TASK STATEMENT:
Can you output the material exactly as written, minus any pictures it holds?

--------

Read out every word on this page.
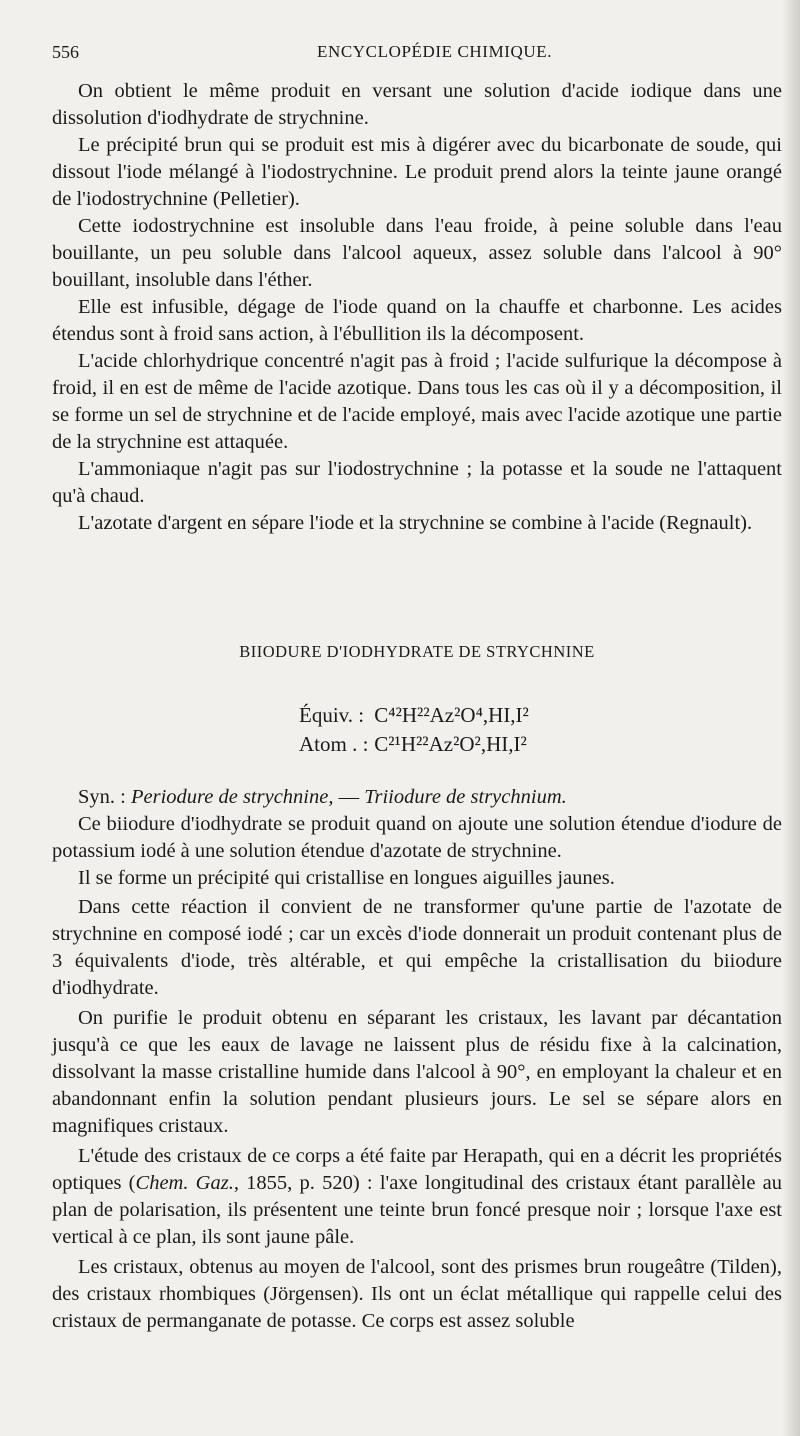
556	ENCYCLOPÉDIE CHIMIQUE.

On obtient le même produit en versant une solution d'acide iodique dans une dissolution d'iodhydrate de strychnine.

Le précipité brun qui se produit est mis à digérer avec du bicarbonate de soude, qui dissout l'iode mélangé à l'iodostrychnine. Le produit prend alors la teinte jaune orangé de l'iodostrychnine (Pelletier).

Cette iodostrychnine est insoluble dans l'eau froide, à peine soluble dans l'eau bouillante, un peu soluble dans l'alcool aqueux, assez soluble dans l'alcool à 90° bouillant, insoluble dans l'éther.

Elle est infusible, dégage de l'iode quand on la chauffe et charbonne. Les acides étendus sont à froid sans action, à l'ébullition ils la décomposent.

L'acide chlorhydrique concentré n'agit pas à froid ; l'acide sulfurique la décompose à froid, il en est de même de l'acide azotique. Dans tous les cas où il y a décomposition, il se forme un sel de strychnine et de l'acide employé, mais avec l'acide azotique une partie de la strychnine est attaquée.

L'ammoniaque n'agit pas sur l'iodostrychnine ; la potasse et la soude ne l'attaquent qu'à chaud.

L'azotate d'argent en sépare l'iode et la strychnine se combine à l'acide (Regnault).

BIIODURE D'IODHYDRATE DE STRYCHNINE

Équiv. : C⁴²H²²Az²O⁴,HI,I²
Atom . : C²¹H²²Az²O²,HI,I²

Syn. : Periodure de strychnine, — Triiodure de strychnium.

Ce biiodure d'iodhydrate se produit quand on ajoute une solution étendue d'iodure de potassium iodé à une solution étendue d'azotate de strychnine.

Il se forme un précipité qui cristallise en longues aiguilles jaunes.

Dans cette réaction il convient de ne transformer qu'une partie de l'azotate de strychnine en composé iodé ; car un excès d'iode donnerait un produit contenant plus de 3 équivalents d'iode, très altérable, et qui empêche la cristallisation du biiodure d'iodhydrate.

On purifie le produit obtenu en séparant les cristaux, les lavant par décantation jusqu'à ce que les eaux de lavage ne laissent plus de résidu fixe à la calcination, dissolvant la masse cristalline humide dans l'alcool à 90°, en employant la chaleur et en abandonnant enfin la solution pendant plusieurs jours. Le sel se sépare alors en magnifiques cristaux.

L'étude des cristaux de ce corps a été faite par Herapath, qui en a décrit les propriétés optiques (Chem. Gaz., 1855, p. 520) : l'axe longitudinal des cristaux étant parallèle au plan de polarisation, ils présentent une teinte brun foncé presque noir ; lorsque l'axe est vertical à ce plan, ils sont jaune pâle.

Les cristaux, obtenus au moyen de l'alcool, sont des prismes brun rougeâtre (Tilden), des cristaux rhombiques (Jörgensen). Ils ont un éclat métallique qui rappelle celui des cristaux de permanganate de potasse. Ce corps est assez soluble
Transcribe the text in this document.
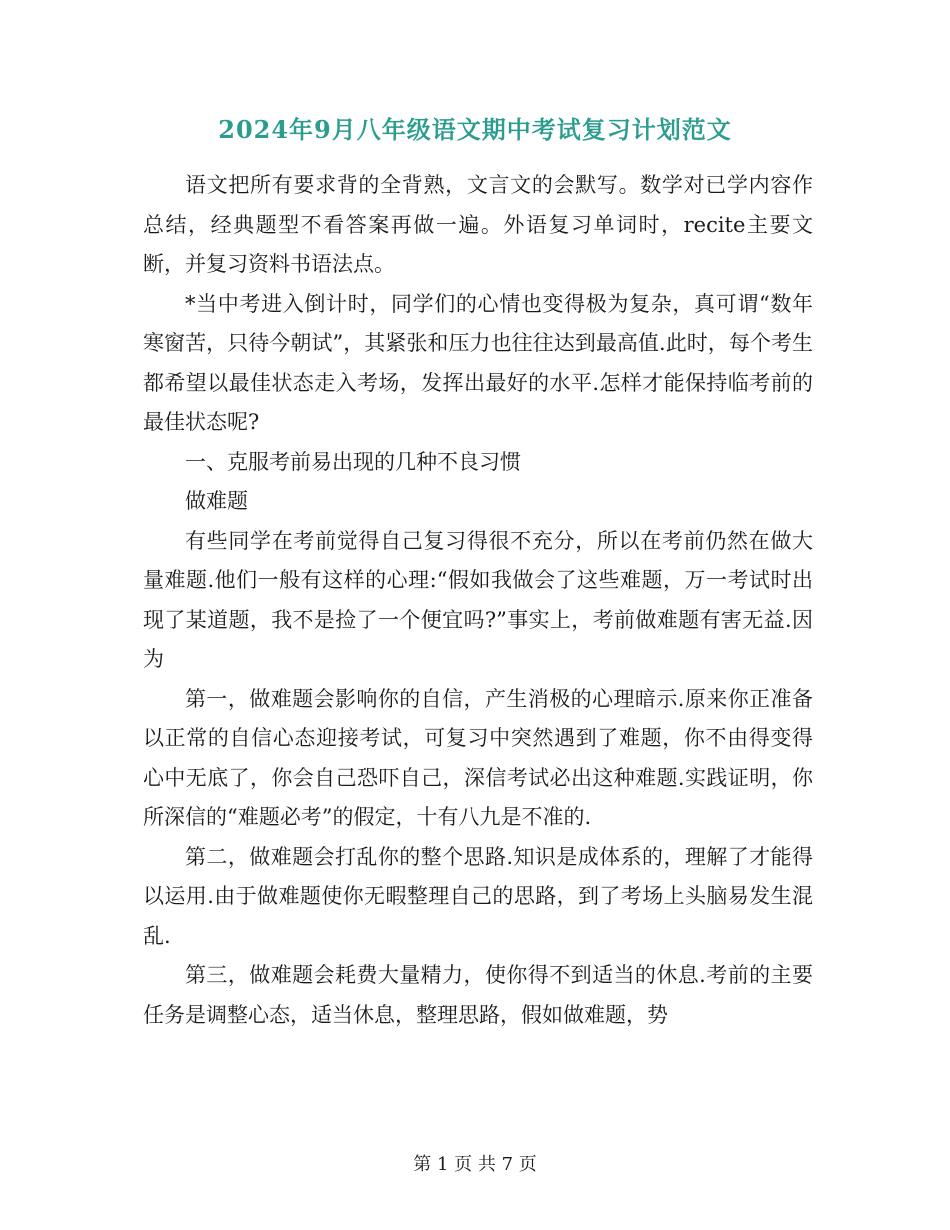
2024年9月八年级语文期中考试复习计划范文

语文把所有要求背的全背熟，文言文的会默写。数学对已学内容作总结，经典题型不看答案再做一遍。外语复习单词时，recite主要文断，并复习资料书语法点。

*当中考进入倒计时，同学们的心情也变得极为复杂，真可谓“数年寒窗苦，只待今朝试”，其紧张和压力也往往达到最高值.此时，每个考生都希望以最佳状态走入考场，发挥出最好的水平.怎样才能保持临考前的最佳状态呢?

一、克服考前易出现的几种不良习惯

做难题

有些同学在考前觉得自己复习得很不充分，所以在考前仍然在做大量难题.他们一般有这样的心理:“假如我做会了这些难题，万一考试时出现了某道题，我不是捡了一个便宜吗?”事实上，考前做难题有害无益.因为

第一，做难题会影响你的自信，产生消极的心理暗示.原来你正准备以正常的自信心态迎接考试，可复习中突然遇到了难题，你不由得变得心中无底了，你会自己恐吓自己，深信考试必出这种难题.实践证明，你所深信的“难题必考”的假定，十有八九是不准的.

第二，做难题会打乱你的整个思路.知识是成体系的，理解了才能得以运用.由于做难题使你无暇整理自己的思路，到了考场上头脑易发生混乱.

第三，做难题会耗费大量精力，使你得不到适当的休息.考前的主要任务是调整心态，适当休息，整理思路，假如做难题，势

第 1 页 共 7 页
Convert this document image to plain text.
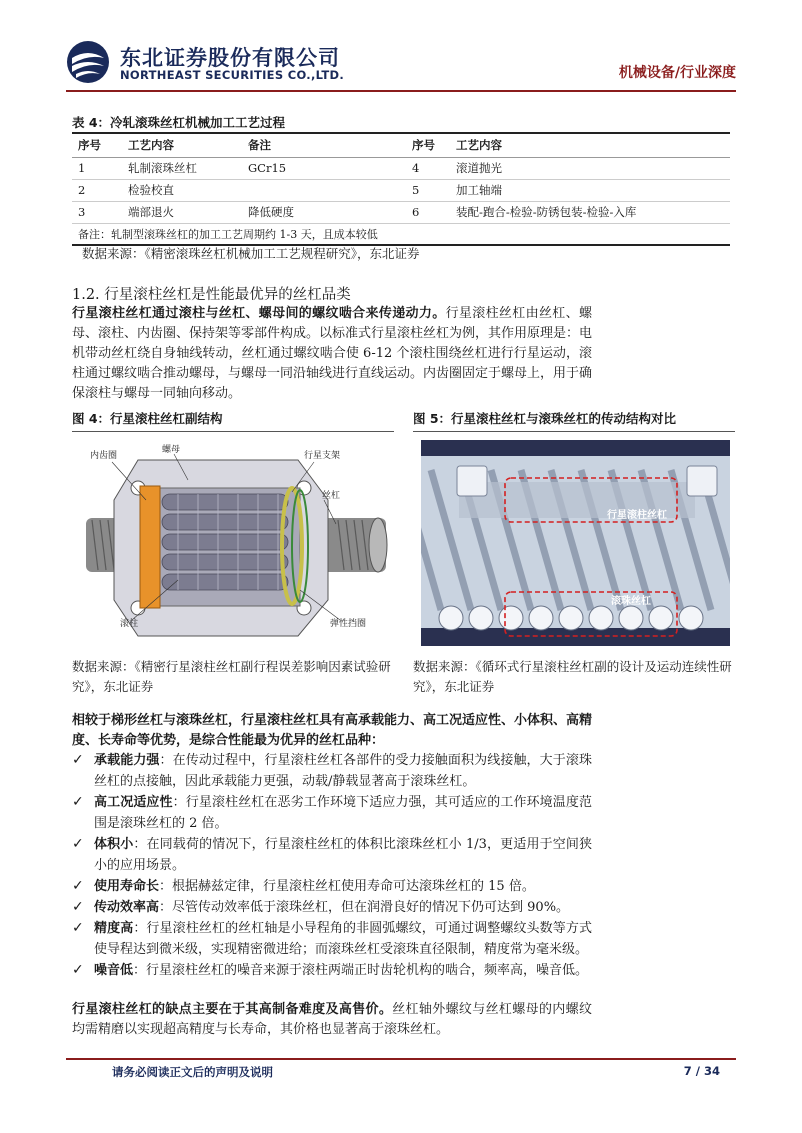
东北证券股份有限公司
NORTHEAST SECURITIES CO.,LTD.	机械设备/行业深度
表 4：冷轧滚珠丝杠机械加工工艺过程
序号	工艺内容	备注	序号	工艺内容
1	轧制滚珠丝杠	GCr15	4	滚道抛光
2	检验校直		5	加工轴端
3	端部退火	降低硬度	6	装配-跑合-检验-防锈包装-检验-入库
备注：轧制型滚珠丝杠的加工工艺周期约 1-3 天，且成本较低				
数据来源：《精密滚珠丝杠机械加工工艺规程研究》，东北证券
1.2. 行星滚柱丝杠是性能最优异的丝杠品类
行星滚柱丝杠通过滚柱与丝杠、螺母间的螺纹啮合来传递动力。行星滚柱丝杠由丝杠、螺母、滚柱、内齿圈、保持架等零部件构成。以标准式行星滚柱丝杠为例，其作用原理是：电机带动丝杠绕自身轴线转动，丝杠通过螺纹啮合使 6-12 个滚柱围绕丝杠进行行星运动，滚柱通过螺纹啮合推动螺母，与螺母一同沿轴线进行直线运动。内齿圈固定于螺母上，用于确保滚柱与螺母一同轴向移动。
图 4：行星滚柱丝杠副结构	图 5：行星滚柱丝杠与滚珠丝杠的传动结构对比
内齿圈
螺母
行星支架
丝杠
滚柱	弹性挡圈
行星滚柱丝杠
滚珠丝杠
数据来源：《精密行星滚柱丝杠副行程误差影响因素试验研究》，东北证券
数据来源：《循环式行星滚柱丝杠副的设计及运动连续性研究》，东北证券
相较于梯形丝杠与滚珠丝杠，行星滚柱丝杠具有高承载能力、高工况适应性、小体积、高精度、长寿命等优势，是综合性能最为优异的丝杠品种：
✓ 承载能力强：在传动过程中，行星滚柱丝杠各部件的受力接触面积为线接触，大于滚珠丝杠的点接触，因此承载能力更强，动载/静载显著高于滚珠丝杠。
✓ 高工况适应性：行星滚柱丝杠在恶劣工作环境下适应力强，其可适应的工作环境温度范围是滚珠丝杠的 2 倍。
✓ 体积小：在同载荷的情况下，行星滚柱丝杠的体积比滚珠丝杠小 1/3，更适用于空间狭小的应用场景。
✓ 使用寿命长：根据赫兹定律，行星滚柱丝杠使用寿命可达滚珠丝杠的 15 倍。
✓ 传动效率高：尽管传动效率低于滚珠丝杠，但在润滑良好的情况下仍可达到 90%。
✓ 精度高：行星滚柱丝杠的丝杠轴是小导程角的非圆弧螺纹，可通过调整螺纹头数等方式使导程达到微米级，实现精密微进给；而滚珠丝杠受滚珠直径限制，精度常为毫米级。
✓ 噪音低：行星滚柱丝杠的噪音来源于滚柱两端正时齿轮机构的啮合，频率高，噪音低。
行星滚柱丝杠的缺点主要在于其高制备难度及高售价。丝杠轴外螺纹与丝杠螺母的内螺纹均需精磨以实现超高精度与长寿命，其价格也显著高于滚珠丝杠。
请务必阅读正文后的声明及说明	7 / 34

--------

EXERCISE RESPONSE:
Read out every word on this page.
556	ENCYCLOPÉDIE CHIMIQUE.

On obtient le même produit en versant une solution d'acide iodique dans une dissolution d'iodhydrate de strychnine.

Le précipité brun qui se produit est mis à digérer avec du bicarbonate de soude, qui dissout l'iode mélangé à l'iodostrychnine. Le produit prend alors la teinte jaune orangé de l'iodostrychnine (Pelletier).

Cette iodostrychnine est insoluble dans l'eau froide, à peine soluble dans l'eau bouillante, un peu soluble dans l'alcool aqueux, assez soluble dans l'alcool à 90° bouillant, insoluble dans l'éther.

Elle est infusible, dégage de l'iode quand on la chauffe et charbonne. Les acides étendus sont à froid sans action, à l'ébullition ils la décomposent.

L'acide chlorhydrique concentré n'agit pas à froid ; l'acide sulfurique la décompose à froid, il en est de même de l'acide azotique. Dans tous les cas où il y a décomposition, il se forme un sel de strychnine et de l'acide employé, mais avec l'acide azotique une partie de la strychnine est attaquée.

L'ammoniaque n'agit pas sur l'iodostrychnine ; la potasse et la soude ne l'attaquent qu'à chaud.

L'azotate d'argent en sépare l'iode et la strychnine se combine à l'acide (Regnault).

BIIODURE D'IODHYDRATE DE STRYCHNINE

Équiv. : C⁴²H²²Az²O⁴,HI,I²
Atom . : C²¹H²²Az²O²,HI,I²

Syn. : Periodure de strychnine, — Triiodure de strychnium.

Ce biiodure d'iodhydrate se produit quand on ajoute une solution étendue d'iodure de potassium iodé à une solution étendue d'azotate de strychnine.

Il se forme un précipité qui cristallise en longues aiguilles jaunes.

Dans cette réaction il convient de ne transformer qu'une partie de l'azotate de strychnine en composé iodé ; car un excès d'iode donnerait un produit contenant plus de 3 équivalents d'iode, très altérable, et qui empêche la cristallisation du biiodure d'iodhydrate.

On purifie le produit obtenu en séparant les cristaux, les lavant par décantation jusqu'à ce que les eaux de lavage ne laissent plus de résidu fixe à la calcination, dissolvant la masse cristalline humide dans l'alcool à 90°, en employant la chaleur et en abandonnant enfin la solution pendant plusieurs jours. Le sel se sépare alors en magnifiques cristaux.

L'étude des cristaux de ce corps a été faite par Herapath, qui en a décrit les propriétés optiques (Chem. Gaz., 1855, p. 520) : l'axe longitudinal des cristaux étant parallèle au plan de polarisation, ils présentent une teinte brun foncé presque noir ; lorsque l'axe est vertical à ce plan, ils sont jaune pâle.

Les cristaux, obtenus au moyen de l'alcool, sont des prismes brun rougeâtre (Tilden), des cristaux rhombiques (Jörgensen). Ils ont un éclat métallique qui rappelle celui des cristaux de permanganate de potasse. Ce corps est assez soluble
Transcribe the text in this document.
2024年9月八年级语文期中考试复习计划范文

语文把所有要求背的全背熟，文言文的会默写。数学对已学内容作总结，经典题型不看答案再做一遍。外语复习单词时，recite主要文断，并复习资料书语法点。

*当中考进入倒计时，同学们的心情也变得极为复杂，真可谓“数年寒窗苦，只待今朝试”，其紧张和压力也往往达到最高值.此时，每个考生都希望以最佳状态走入考场，发挥出最好的水平.怎样才能保持临考前的最佳状态呢?

一、克服考前易出现的几种不良习惯

做难题

有些同学在考前觉得自己复习得很不充分，所以在考前仍然在做大量难题.他们一般有这样的心理:“假如我做会了这些难题，万一考试时出现了某道题，我不是捡了一个便宜吗?”事实上，考前做难题有害无益.因为

第一，做难题会影响你的自信，产生消极的心理暗示.原来你正准备以正常的自信心态迎接考试，可复习中突然遇到了难题，你不由得变得心中无底了，你会自己恐吓自己，深信考试必出这种难题.实践证明，你所深信的“难题必考”的假定，十有八九是不准的.

第二，做难题会打乱你的整个思路.知识是成体系的，理解了才能得以运用.由于做难题使你无暇整理自己的思路，到了考场上头脑易发生混乱.

第三，做难题会耗费大量精力，使你得不到适当的休息.考前的主要任务是调整心态，适当休息，整理思路，假如做难题，势

第 1 页 共 7 页
Convert this document image to plain text.
东北证券股份有限公司
NORTHEAST SECURITIES CO.,LTD.	机械设备/行业深度
表 4：冷轧滚珠丝杠机械加工工艺过程
序号	工艺内容	备注	序号	工艺内容
1	轧制滚珠丝杠	GCr15	4	滚道抛光
2	检验校直		5	加工轴端
3	端部退火	降低硬度	6	装配-跑合-检验-防锈包装-检验-入库
备注：轧制型滚珠丝杠的加工工艺周期约 1-3 天，且成本较低				
数据来源：《精密滚珠丝杠机械加工工艺规程研究》，东北证券
1.2. 行星滚柱丝杠是性能最优异的丝杠品类
行星滚柱丝杠通过滚柱与丝杠、螺母间的螺纹啮合来传递动力。行星滚柱丝杠由丝杠、螺母、滚柱、内齿圈、保持架等零部件构成。以标准式行星滚柱丝杠为例，其作用原理是：电机带动丝杠绕自身轴线转动，丝杠通过螺纹啮合使 6-12 个滚柱围绕丝杠进行行星运动，滚柱通过螺纹啮合推动螺母，与螺母一同沿轴线进行直线运动。内齿圈固定于螺母上，用于确保滚柱与螺母一同轴向移动。
图 4：行星滚柱丝杠副结构	图 5：行星滚柱丝杠与滚珠丝杠的传动结构对比
内齿圈
螺母
行星支架
丝杠
滚柱	弹性挡圈
行星滚柱丝杠
滚珠丝杠
数据来源：《精密行星滚柱丝杠副行程误差影响因素试验研究》，东北证券
数据来源：《循环式行星滚柱丝杠副的设计及运动连续性研究》，东北证券
相较于梯形丝杠与滚珠丝杠，行星滚柱丝杠具有高承载能力、高工况适应性、小体积、高精度、长寿命等优势，是综合性能最为优异的丝杠品种：
✓ 承载能力强：在传动过程中，行星滚柱丝杠各部件的受力接触面积为线接触，大于滚珠丝杠的点接触，因此承载能力更强，动载/静载显著高于滚珠丝杠。
✓ 高工况适应性：行星滚柱丝杠在恶劣工作环境下适应力强，其可适应的工作环境温度范围是滚珠丝杠的 2 倍。
✓ 体积小：在同载荷的情况下，行星滚柱丝杠的体积比滚珠丝杠小 1/3，更适用于空间狭小的应用场景。
✓ 使用寿命长：根据赫兹定律，行星滚柱丝杠使用寿命可达滚珠丝杠的 15 倍。
✓ 传动效率高：尽管传动效率低于滚珠丝杠，但在润滑良好的情况下仍可达到 90%。
✓ 精度高：行星滚柱丝杠的丝杠轴是小导程角的非圆弧螺纹，可通过调整螺纹头数等方式使导程达到微米级，实现精密微进给；而滚珠丝杠受滚珠直径限制，精度常为毫米级。
✓ 噪音低：行星滚柱丝杠的噪音来源于滚柱两端正时齿轮机构的啮合，频率高，噪音低。
行星滚柱丝杠的缺点主要在于其高制备难度及高售价。丝杠轴外螺纹与丝杠螺母的内螺纹均需精磨以实现超高精度与长寿命，其价格也显著高于滚珠丝杠。
请务必阅读正文后的声明及说明	7 / 34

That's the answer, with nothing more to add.